> **Aim of the exercise**
Change "horizontal section" to "transverse section" in the rows below and write them out again with everything else the same. Leave the pictures out.

> **Given data**
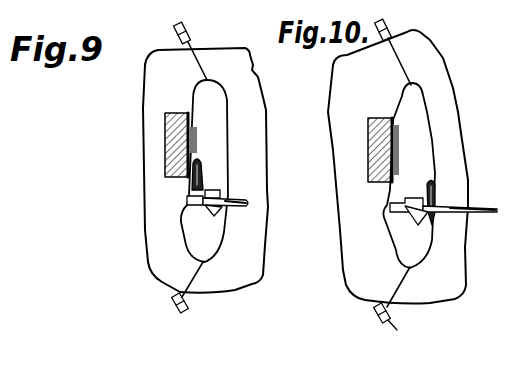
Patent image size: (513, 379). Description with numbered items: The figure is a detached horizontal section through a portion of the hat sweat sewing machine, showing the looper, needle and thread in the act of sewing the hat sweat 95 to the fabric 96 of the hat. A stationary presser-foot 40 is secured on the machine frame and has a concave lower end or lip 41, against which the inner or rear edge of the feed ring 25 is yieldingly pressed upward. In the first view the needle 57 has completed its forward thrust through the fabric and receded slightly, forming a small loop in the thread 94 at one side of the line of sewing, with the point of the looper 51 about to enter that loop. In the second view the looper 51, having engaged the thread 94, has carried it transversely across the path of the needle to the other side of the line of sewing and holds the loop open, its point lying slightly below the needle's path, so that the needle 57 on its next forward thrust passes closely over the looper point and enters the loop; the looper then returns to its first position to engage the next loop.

In FIG. 9, the hat sweat 95 is at (205, 170).
In FIG. 10, the hat sweat 95 is at (398, 167).
In FIG. 9, the fabric 96 is at (210, 52).
In FIG. 10, the fabric 96 is at (408, 52).
In FIG. 9, the presser-foot 40 is at (165, 136).
In FIG. 10, the presser-foot 40 is at (365, 150).
In FIG. 9, the lip 41 is at (210, 135).
In FIG. 10, the lip 41 is at (413, 146).
In FIG. 9, the looper 51 is at (203, 163).
In FIG. 10, the looper 51 is at (435, 188).
In FIG. 9, the needle 57 is at (249, 206).
In FIG. 10, the needle 57 is at (470, 211).
In FIG. 9, the thread 94 is at (213, 205).
In FIG. 10, the thread 94 is at (420, 210).
In FIG. 9, the feed ring 25 is at (187, 298).
In FIG. 10, the feed ring 25 is at (391, 309).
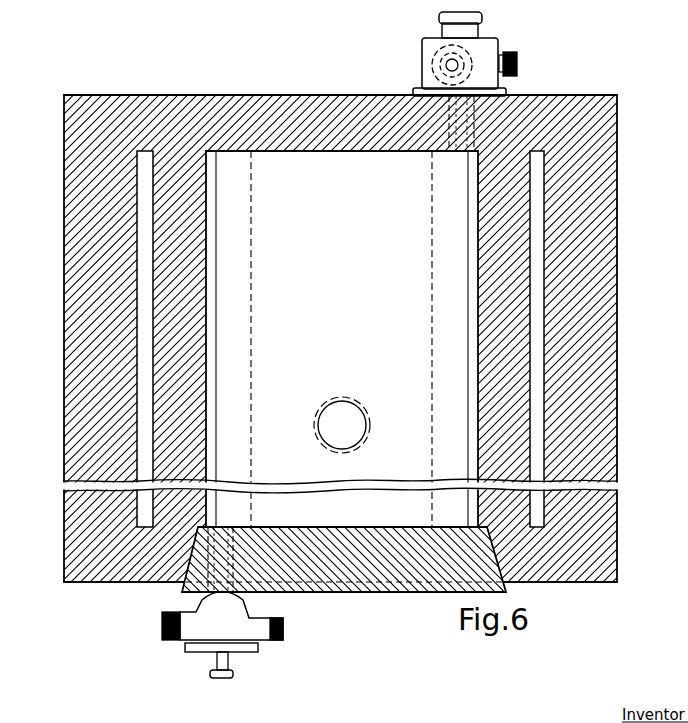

> **Answer for the task**
Patent image size: (513, 379). Description with numbered items: The figure is a detached transverse section through a portion of the hat sweat sewing machine, showing the looper, needle and thread in the act of sewing the hat sweat 95 to the fabric 96 of the hat. A stationary presser-foot 40 is secured on the machine frame and has a concave lower end or lip 41, against which the inner or rear edge of the feed ring 25 is yieldingly pressed upward. In the first view the needle 57 has completed its forward thrust through the fabric and receded slightly, forming a small loop in the thread 94 at one side of the line of sewing, with the point of the looper 51 about to enter that loop. In the second view the looper 51, having engaged the thread 94, has carried it transversely across the path of the needle to the other side of the line of sewing and holds the loop open, its point lying slightly below the needle's path, so that the needle 57 on its next forward thrust passes closely over the looper point and enters the loop; the looper then returns to its first position to engage the next loop.

In FIG. 9, the hat sweat 95 is at (205, 170).
In FIG. 10, the hat sweat 95 is at (398, 167).
In FIG. 9, the fabric 96 is at (210, 52).
In FIG. 10, the fabric 96 is at (408, 52).
In FIG. 9, the presser-foot 40 is at (165, 136).
In FIG. 10, the presser-foot 40 is at (365, 150).
In FIG. 9, the lip 41 is at (210, 135).
In FIG. 10, the lip 41 is at (413, 146).
In FIG. 9, the looper 51 is at (203, 163).
In FIG. 10, the looper 51 is at (435, 188).
In FIG. 9, the needle 57 is at (249, 206).
In FIG. 10, the needle 57 is at (470, 211).
In FIG. 9, the thread 94 is at (213, 205).
In FIG. 10, the thread 94 is at (420, 210).
In FIG. 9, the feed ring 25 is at (187, 298).
In FIG. 10, the feed ring 25 is at (391, 309).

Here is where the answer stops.